Saved entries
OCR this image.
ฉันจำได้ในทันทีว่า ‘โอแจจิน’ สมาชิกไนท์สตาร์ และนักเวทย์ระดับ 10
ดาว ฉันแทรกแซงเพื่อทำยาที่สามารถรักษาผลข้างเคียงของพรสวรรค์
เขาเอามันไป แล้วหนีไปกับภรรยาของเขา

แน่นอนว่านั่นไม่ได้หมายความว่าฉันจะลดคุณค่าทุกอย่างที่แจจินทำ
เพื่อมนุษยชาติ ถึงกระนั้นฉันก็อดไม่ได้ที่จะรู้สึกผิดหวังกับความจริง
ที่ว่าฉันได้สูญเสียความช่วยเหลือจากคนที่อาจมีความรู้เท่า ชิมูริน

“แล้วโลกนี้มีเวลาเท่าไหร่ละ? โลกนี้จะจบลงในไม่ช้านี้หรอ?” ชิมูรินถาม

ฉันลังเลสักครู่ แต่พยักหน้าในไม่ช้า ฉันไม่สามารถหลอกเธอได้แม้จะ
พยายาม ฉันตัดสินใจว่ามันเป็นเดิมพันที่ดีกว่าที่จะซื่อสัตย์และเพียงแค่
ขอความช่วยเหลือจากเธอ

--

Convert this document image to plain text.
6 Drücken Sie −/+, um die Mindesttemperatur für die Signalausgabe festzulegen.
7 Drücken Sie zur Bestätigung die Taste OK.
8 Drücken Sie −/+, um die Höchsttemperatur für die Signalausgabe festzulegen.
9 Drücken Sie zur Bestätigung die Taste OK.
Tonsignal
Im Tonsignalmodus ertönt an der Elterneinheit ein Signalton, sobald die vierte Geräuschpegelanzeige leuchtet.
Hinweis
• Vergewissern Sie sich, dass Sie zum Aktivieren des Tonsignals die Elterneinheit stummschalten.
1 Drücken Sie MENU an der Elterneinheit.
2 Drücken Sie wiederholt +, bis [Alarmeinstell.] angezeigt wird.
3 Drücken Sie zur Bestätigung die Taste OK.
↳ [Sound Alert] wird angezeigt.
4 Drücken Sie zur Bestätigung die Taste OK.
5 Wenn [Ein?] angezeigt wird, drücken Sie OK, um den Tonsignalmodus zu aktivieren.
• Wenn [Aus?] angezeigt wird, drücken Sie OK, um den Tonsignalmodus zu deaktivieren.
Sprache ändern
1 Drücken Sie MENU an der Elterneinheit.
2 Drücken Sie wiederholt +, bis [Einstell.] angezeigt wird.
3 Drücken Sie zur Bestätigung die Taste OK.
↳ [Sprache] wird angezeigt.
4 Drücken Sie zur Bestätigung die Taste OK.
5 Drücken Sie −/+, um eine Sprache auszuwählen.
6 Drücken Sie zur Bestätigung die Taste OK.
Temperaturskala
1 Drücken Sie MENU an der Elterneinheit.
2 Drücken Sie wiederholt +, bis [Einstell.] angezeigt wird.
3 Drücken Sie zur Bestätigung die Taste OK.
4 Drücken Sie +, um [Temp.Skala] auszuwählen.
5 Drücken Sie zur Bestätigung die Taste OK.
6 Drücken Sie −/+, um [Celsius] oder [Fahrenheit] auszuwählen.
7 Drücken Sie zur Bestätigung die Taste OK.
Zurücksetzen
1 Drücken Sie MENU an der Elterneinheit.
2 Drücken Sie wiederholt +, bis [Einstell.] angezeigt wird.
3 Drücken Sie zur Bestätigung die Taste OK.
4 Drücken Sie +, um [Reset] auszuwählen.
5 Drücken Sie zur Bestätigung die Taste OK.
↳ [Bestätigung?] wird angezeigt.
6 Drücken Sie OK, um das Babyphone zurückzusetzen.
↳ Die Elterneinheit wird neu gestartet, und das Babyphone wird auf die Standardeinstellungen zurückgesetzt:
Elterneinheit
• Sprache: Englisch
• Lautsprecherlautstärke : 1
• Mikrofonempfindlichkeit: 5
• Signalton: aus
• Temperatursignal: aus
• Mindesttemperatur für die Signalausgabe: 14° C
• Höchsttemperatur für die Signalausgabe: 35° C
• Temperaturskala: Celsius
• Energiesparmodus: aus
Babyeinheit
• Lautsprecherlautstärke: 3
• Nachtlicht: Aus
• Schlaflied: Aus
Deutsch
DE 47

==

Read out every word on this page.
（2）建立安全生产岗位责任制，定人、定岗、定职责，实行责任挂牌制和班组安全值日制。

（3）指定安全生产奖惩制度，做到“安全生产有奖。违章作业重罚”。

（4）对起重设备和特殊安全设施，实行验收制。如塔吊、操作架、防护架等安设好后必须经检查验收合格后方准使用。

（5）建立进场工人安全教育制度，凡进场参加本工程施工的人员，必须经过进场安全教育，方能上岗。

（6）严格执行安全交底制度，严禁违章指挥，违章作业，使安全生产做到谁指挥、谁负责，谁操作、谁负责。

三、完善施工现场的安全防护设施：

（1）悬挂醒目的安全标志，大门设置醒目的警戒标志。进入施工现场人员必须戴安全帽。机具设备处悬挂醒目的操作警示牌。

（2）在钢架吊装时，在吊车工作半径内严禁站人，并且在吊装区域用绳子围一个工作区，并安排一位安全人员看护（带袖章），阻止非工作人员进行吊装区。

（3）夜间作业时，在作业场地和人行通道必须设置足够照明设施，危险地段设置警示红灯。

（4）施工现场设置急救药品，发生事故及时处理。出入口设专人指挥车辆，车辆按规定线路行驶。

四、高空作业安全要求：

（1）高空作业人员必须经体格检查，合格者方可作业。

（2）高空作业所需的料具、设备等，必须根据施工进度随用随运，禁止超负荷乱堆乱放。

- _Required task_
The answer is a single number, the count of lines in the records that contain the string "Signalausgabe".

- _Answer to the problem_
4